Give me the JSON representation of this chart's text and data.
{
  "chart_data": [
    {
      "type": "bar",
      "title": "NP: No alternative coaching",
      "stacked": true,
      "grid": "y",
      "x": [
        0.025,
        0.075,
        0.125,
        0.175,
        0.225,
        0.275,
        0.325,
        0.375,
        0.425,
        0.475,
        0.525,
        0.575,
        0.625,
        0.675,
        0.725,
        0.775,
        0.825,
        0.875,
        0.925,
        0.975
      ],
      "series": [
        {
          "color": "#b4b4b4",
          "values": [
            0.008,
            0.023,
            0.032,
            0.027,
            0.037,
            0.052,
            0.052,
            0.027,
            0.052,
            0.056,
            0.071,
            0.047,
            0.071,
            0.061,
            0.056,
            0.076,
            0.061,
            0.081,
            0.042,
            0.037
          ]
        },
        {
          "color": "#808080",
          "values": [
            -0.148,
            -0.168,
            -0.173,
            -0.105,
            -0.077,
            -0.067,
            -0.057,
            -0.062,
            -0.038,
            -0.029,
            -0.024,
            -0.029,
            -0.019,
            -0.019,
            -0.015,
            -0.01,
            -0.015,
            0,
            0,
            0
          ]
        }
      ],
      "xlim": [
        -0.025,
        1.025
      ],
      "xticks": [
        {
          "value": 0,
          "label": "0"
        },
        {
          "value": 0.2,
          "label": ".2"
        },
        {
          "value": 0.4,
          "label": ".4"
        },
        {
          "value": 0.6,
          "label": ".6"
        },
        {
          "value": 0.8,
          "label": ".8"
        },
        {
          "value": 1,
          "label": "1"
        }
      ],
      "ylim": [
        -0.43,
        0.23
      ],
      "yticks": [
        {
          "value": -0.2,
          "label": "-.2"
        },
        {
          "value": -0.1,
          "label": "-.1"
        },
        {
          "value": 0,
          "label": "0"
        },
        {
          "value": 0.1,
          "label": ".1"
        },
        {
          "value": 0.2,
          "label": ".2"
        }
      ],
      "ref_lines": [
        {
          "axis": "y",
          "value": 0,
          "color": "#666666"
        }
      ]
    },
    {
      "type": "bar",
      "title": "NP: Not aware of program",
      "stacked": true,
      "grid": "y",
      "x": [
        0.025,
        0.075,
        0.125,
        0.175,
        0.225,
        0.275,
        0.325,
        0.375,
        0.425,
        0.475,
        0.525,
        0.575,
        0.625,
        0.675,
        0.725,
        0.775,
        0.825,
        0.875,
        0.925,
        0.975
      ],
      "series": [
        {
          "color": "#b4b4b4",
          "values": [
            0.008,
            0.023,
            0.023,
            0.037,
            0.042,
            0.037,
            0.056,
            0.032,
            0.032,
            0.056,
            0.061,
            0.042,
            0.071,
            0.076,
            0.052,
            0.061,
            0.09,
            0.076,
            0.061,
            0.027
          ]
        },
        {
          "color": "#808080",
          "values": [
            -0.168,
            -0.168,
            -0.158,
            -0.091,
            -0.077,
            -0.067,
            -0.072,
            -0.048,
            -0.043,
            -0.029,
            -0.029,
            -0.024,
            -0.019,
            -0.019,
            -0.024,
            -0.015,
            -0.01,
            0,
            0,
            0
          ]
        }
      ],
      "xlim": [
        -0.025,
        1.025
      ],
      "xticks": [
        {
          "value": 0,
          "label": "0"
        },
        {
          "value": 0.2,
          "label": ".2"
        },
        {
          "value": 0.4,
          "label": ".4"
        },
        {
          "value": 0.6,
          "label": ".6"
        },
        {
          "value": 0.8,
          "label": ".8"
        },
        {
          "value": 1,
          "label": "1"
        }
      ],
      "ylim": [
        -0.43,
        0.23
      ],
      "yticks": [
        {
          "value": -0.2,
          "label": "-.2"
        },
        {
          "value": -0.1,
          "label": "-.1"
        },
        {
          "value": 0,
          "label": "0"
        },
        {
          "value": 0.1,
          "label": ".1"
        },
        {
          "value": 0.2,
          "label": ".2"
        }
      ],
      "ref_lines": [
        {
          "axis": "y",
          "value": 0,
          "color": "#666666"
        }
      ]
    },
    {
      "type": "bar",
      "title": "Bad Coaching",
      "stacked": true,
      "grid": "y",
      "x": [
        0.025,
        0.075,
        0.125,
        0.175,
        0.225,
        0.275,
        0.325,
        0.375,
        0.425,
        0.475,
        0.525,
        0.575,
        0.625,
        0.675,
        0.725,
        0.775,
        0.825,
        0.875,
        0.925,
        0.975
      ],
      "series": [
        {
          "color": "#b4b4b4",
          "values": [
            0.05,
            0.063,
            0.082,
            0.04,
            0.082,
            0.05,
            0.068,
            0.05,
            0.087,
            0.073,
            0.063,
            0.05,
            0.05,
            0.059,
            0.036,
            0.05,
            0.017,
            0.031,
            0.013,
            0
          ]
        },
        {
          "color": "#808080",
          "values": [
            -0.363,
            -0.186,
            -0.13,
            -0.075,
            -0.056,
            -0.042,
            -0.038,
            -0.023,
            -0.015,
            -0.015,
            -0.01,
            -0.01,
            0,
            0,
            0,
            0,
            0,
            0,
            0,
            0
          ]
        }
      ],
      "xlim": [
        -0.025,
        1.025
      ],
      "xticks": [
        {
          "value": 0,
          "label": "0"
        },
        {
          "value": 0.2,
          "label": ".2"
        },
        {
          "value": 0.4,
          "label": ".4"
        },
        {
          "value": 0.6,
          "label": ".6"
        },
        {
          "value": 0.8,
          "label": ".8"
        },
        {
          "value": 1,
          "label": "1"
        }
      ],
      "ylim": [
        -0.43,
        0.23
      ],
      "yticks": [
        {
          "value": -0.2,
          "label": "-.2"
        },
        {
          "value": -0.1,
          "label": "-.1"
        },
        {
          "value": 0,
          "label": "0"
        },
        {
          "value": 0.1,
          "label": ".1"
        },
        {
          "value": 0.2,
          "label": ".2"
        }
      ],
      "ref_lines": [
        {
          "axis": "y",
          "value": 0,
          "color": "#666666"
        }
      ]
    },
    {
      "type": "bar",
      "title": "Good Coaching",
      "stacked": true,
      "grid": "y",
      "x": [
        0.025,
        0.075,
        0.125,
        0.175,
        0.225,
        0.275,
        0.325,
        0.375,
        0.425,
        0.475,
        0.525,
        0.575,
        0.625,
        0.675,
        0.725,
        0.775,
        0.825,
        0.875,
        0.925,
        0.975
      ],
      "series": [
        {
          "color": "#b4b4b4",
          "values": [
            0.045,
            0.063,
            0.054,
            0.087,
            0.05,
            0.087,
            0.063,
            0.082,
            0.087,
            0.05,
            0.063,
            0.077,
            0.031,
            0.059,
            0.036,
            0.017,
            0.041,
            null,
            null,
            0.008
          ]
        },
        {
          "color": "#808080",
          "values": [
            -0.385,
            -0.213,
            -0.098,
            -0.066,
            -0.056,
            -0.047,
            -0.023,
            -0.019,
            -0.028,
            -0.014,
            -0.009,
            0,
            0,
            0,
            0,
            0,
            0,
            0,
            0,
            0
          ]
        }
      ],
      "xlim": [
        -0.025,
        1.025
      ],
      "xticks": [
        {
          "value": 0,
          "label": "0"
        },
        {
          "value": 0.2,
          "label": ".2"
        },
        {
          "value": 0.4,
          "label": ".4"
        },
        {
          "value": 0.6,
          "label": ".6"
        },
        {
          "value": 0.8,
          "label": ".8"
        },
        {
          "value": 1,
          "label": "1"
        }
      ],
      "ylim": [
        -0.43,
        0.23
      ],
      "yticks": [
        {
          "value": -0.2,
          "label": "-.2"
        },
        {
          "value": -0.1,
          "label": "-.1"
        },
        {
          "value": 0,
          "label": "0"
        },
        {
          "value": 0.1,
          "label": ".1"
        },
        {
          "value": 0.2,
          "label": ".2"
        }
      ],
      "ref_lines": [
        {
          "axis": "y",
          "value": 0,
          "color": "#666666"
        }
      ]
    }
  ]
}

******************************

Find how many lines of the entries contain "title". Respond with the number only.

*RESULT OF THIS EXERCISE*
4